Input:
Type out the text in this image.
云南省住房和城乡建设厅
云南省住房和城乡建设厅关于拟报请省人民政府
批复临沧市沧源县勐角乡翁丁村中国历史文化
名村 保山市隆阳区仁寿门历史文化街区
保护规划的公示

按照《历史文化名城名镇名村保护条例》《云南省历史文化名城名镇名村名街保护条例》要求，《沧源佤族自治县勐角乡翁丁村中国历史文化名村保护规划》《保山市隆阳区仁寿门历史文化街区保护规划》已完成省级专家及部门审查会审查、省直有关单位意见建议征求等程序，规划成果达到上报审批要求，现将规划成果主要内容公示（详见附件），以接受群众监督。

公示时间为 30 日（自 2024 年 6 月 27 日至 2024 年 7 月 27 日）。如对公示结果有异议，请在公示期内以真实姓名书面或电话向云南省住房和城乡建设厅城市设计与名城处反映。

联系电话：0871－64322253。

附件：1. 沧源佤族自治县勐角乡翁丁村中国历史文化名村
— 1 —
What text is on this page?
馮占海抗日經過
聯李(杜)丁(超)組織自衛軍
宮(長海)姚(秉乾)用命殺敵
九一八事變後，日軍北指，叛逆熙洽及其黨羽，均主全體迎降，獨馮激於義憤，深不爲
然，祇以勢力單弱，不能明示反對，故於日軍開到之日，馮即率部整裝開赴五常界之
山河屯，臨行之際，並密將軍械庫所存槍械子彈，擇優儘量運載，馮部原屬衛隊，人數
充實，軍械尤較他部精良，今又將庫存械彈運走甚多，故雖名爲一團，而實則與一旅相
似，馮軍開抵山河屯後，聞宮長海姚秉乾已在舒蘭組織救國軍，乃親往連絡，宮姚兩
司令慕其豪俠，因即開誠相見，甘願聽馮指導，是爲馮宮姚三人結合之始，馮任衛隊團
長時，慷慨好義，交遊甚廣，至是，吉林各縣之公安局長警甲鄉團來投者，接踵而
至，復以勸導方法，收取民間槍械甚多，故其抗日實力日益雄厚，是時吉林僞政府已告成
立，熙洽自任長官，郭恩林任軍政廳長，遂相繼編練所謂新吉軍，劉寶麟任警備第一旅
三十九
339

Required work: State only the number of lines in these entries that contain "this".

The response: 2